> **Records for the task**

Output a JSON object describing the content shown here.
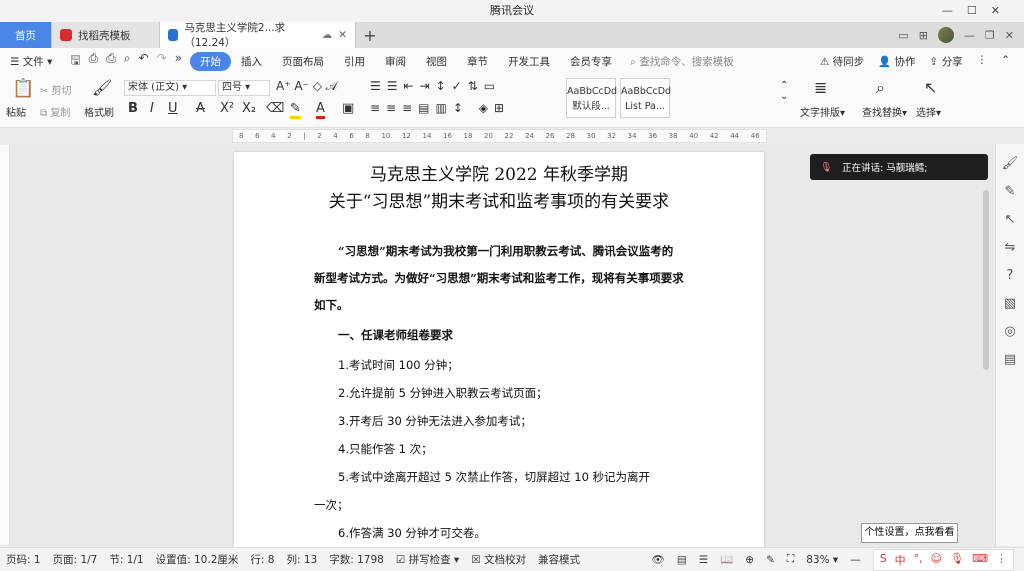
{
  "window": {
    "title": "腾讯会议"
  },
  "tabs": [
    {
      "label": "首页"
    },
    {
      "label": "找稻壳模板"
    },
    {
      "label": "马克思主义学院2...求（12.24）"
    }
  ],
  "menu": {
    "file": "文件",
    "items": [
      "开始",
      "插入",
      "页面布局",
      "引用",
      "审阅",
      "视图",
      "章节",
      "开发工具",
      "会员专享"
    ],
    "search_placeholder": "查找命令、搜索模板",
    "right": [
      "待同步",
      "协作",
      "分享"
    ]
  },
  "ribbon": {
    "paste": "粘贴",
    "cut": "剪切",
    "copy": "复制",
    "format_painter": "格式刷",
    "font_name": "宋体 (正文)",
    "font_size": "四号",
    "style1_preview": "AaBbCcDd",
    "style1_label": "默认段...",
    "style2_preview": "AaBbCcDd",
    "style2_label": "List Pa...",
    "text_layout": "文字排版",
    "find_replace": "查找替换",
    "select": "选择"
  },
  "ruler_ticks": [
    "8",
    "6",
    "4",
    "2",
    "",
    "2",
    "4",
    "6",
    "8",
    "10",
    "12",
    "14",
    "16",
    "18",
    "20",
    "22",
    "24",
    "26",
    "28",
    "30",
    "32",
    "34",
    "36",
    "38",
    "40",
    "42",
    "44",
    "46"
  ],
  "document": {
    "title1": "马克思主义学院 2022 年秋季学期",
    "title2": "关于“习思想”期末考试和监考事项的有关要求",
    "lead": "“习思想”期末考试为我校第一门利用职教云考试、腾讯会议监考的新型考试方式。为做好“习思想”期末考试和监考工作，现将有关事项要求如下。",
    "section1": "一、任课老师组卷要求",
    "items": [
      "1.考试时间 100 分钟；",
      "2.允许提前 5 分钟进入职教云考试页面；",
      "3.开考后 30 分钟无法进入参加考试；",
      "4.只能作答 1 次；",
      "5.考试中途离开超过  5  次禁止作答，切屏超过  10  秒记为离开",
      "一次；",
      "6.作答满 30 分钟才可交卷。"
    ]
  },
  "overlay": {
    "speaking": "正在讲话: 马靓瑞鳕;"
  },
  "tooltip": "个性设置，点我看看",
  "status": {
    "page_num": "页码: 1",
    "pages": "页面: 1/7",
    "section": "节: 1/1",
    "setting": "设置值: 10.2厘米",
    "row": "行: 8",
    "col": "列: 13",
    "words": "字数: 1798",
    "spellcheck": "拼写检查",
    "proof": "文档校对",
    "compat": "兼容模式",
    "zoom": "83%"
  },
  "colors": {
    "accent": "#4a86e8",
    "highlight": "#f5d400",
    "font_color": "#d02020"
  }
}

> **What is asked**
Find each line in the records holding the string "AaBbCcDd" and show it.

> **Correct output**
    "style1_preview": "AaBbCcDd",
    "style2_preview": "AaBbCcDd",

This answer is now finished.